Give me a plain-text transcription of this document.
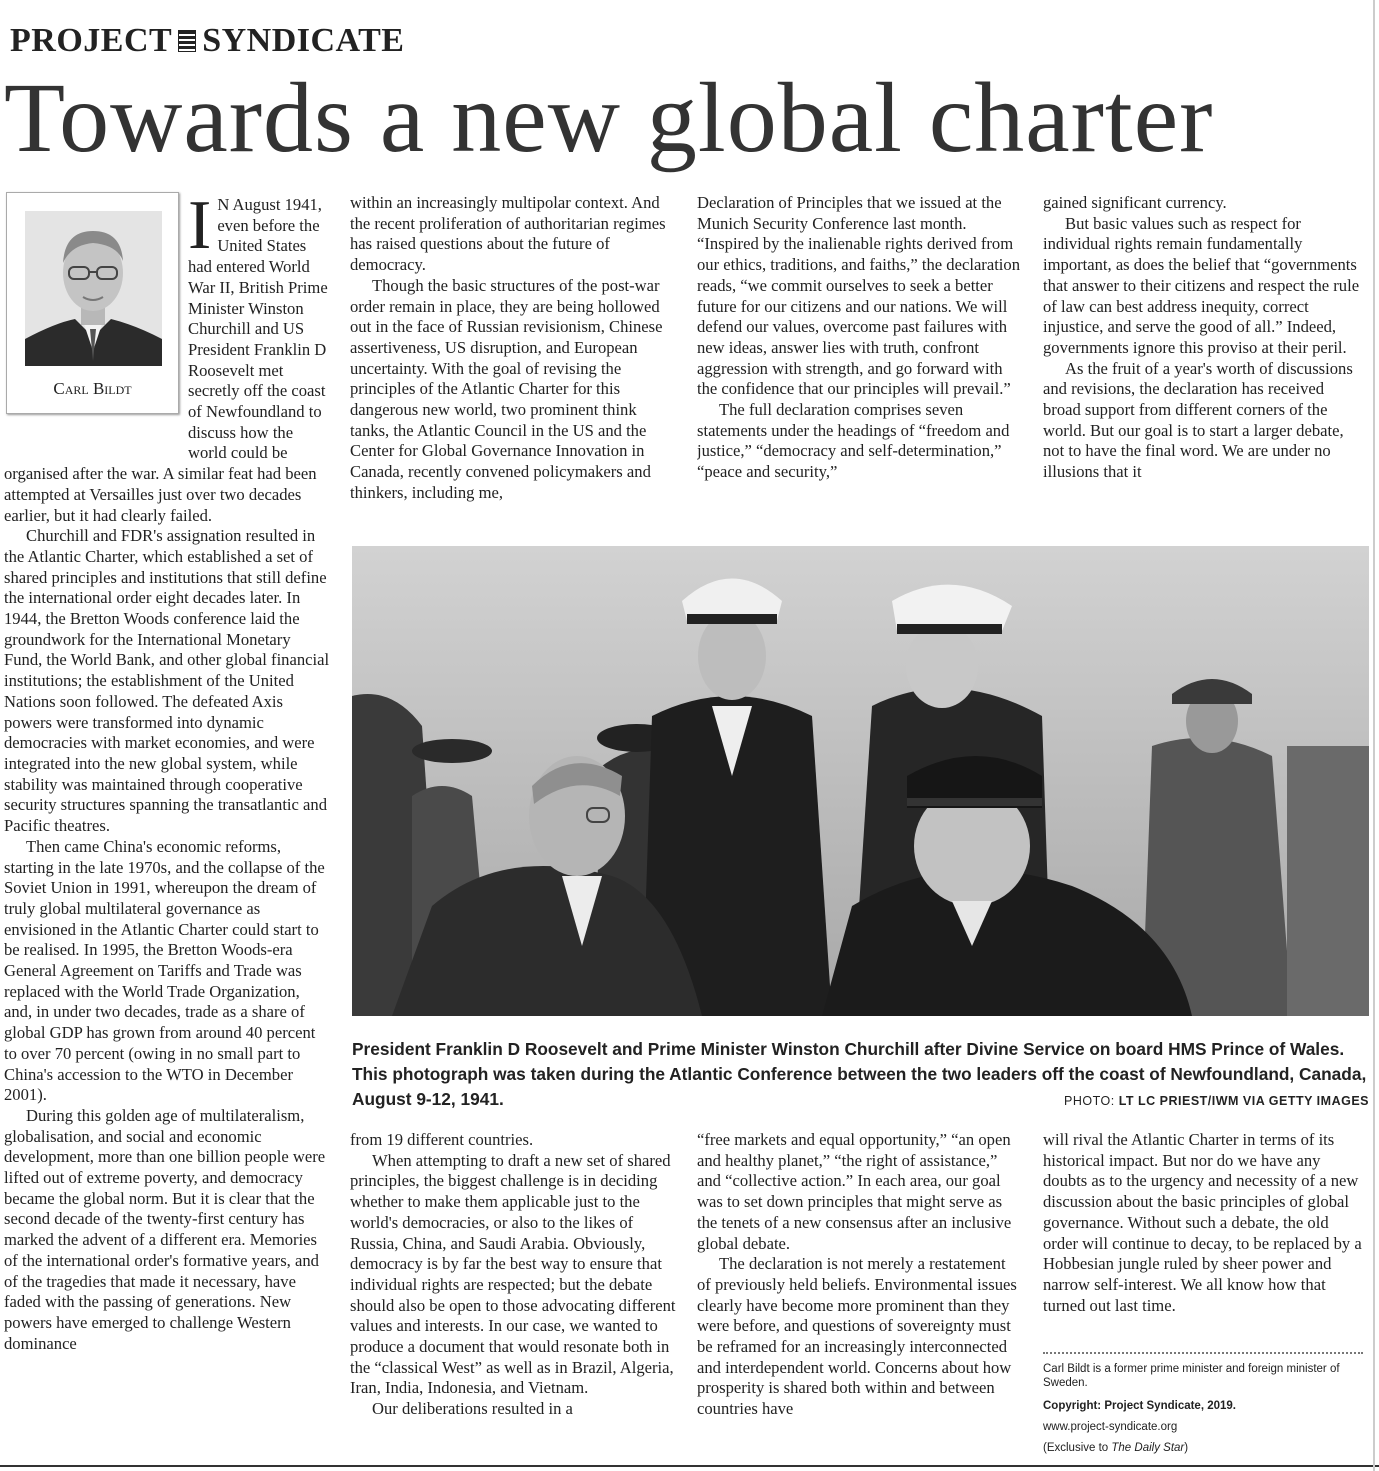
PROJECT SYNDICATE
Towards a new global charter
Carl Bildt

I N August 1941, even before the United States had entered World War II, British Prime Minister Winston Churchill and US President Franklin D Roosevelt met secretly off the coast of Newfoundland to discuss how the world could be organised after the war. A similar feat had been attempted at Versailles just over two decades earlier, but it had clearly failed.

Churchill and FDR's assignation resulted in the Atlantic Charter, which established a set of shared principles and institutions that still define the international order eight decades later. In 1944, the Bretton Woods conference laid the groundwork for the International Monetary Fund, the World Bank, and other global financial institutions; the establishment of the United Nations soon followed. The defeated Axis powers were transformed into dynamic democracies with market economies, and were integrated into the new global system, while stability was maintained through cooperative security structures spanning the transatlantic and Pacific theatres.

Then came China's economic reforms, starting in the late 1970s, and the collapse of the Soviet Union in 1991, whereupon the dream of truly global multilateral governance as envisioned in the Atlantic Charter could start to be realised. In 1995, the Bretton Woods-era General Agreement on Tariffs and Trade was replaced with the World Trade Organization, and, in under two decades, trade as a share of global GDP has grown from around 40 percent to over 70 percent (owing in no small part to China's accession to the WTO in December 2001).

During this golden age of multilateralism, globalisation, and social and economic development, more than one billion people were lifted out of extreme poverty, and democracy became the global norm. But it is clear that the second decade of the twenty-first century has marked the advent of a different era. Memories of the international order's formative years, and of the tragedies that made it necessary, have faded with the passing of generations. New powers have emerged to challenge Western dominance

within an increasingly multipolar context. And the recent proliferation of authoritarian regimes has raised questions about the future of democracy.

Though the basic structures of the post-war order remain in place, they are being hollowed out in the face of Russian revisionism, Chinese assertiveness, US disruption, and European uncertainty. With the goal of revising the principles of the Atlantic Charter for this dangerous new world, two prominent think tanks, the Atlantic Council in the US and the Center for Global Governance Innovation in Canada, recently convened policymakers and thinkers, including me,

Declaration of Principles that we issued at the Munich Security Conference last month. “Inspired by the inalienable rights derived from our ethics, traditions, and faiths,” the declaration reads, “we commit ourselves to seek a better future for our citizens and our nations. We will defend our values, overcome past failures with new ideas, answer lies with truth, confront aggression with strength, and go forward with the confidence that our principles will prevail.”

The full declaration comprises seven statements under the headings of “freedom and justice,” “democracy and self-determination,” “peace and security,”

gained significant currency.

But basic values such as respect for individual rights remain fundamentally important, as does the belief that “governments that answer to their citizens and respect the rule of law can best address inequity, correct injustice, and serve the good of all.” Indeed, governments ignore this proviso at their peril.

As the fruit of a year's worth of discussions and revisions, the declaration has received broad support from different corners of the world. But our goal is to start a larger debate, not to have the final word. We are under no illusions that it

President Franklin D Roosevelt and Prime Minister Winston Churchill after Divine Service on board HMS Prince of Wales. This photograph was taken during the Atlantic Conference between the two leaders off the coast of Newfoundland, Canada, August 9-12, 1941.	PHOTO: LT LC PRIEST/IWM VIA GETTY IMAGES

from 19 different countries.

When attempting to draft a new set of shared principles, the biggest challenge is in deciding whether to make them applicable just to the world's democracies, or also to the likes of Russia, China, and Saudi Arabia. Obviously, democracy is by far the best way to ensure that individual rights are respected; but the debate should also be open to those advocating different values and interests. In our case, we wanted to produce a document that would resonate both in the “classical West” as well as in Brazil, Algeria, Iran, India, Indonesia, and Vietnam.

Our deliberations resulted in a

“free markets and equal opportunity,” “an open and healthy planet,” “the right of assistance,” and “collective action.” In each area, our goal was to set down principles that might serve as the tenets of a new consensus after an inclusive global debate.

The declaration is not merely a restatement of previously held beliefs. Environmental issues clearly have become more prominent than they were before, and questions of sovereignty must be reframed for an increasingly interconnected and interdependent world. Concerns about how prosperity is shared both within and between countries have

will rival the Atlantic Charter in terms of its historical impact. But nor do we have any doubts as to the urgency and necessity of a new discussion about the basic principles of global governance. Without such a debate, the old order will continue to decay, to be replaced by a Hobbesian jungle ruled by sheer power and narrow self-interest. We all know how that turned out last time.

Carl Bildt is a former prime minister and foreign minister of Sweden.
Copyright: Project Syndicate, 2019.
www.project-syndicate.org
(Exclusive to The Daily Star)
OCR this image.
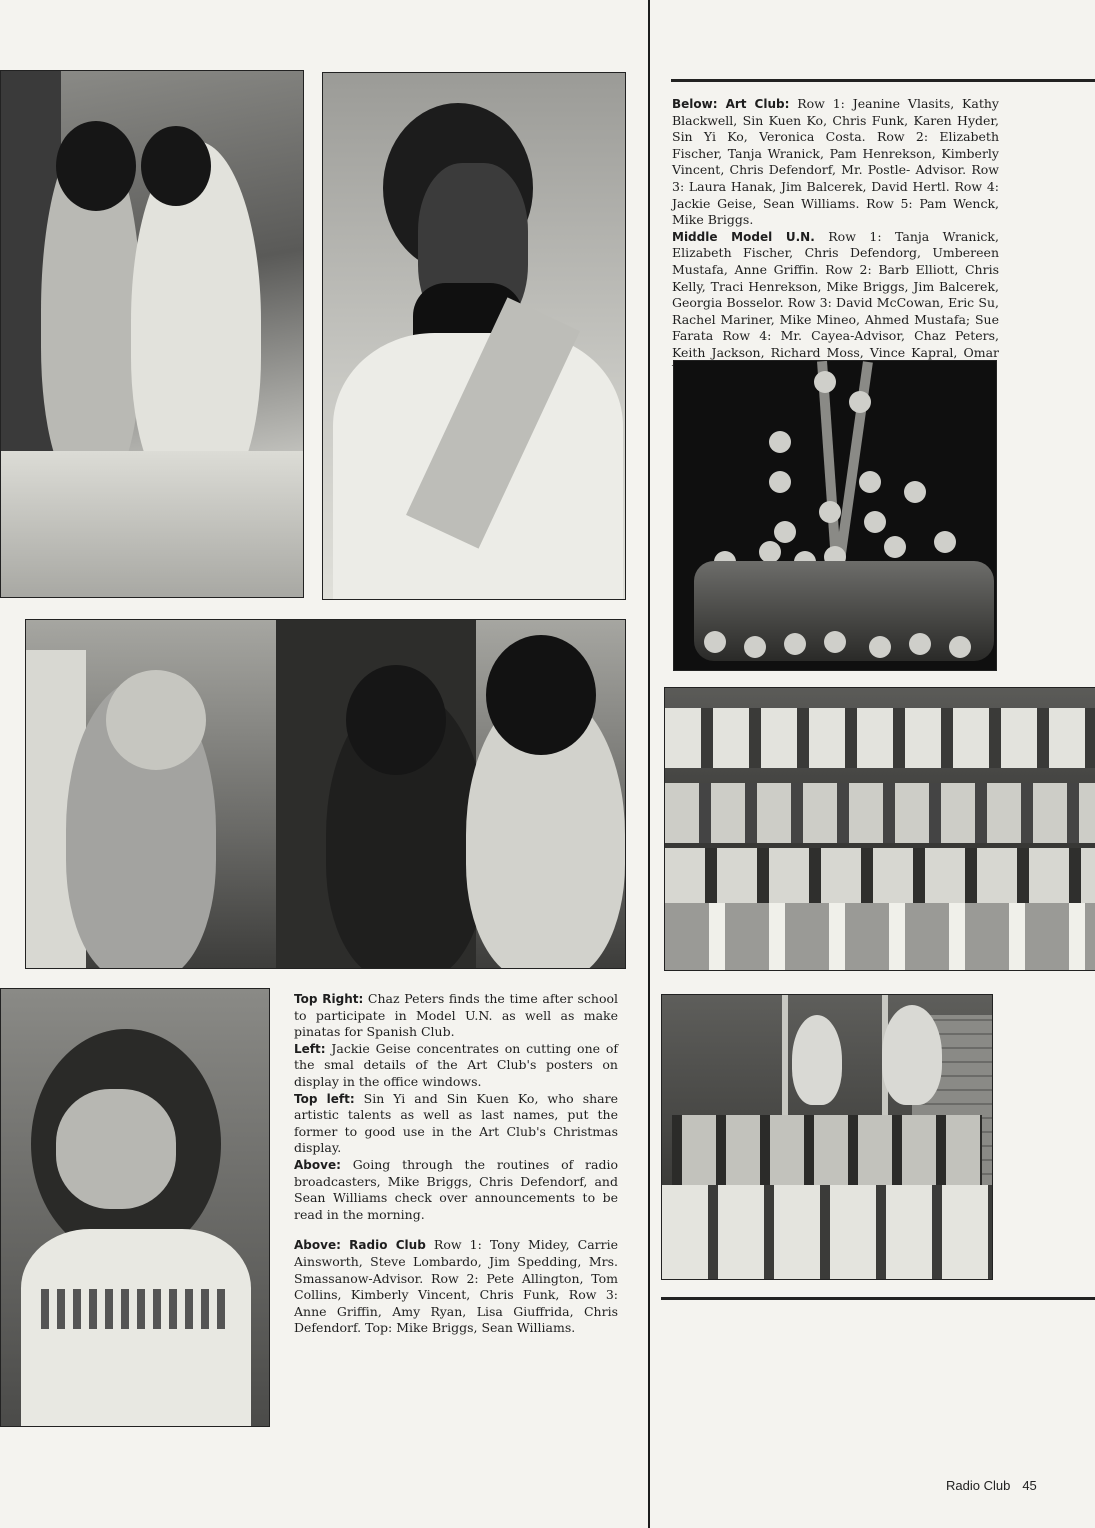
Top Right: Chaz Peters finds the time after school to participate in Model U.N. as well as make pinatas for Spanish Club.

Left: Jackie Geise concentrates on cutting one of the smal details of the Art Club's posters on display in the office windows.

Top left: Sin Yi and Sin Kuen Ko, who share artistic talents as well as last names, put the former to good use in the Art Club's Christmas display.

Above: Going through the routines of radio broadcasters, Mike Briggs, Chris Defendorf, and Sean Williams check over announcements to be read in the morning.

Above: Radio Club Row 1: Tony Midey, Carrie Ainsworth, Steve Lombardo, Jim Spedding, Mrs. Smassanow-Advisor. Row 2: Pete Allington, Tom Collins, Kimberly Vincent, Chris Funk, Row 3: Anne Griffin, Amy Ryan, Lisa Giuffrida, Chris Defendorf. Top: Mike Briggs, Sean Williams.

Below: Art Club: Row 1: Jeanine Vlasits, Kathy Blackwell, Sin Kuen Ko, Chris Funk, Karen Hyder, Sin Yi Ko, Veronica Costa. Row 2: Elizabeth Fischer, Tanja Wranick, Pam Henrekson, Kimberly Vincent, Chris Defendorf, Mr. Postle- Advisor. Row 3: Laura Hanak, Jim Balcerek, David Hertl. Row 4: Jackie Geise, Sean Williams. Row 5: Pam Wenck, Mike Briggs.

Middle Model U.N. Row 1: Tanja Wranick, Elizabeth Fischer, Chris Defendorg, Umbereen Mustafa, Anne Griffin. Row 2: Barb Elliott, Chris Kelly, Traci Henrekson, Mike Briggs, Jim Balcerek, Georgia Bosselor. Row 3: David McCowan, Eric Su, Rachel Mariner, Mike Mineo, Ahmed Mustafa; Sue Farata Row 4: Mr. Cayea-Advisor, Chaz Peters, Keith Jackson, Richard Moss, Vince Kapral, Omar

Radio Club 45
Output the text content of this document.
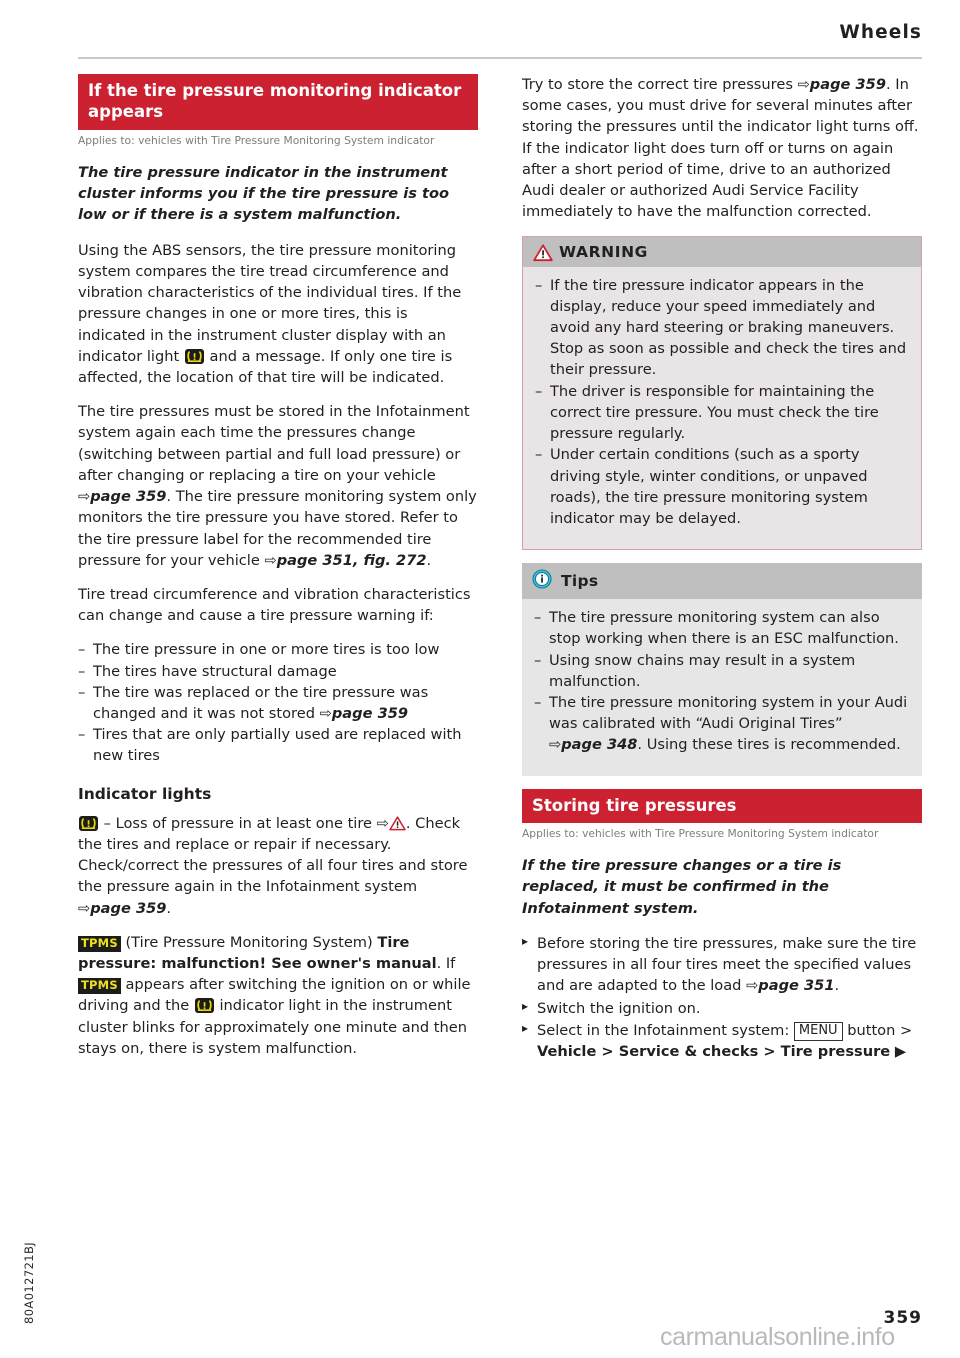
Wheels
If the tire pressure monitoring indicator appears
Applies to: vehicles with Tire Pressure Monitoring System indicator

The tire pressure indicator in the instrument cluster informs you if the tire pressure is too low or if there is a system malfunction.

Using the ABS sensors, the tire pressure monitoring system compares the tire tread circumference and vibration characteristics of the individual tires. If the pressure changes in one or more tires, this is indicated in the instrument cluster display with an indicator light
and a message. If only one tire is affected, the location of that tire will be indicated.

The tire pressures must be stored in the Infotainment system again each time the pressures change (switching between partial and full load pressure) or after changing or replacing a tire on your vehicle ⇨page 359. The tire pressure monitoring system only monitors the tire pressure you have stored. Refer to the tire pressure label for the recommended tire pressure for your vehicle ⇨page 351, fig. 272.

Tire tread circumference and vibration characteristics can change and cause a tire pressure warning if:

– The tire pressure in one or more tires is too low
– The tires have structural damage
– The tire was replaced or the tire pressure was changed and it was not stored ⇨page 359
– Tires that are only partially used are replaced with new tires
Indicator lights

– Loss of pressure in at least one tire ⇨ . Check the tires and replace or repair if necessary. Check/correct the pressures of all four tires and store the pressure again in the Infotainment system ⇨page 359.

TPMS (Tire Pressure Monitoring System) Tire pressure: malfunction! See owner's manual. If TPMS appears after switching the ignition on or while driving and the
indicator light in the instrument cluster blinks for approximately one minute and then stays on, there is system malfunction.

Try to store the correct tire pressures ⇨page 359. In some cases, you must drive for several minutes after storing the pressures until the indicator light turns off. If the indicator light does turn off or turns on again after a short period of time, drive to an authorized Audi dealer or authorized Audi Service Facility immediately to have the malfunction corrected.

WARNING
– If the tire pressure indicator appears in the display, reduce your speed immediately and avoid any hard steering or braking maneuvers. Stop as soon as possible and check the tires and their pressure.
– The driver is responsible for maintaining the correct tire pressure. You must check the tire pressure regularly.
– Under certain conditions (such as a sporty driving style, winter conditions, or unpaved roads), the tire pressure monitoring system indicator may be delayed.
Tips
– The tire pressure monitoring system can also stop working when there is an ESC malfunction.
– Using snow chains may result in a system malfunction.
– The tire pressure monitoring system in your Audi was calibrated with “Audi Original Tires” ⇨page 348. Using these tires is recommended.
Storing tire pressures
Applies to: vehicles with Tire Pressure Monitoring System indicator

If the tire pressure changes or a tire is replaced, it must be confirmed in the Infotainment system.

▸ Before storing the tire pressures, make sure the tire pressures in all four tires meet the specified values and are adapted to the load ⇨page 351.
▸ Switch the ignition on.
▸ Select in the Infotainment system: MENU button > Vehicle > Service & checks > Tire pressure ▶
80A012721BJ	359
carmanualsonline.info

→ SHORT PROBLEM:
Look through the entries and work out how many lines have the word "ignition" in them; reply with that number only.

→ FINAL ANSWER:
2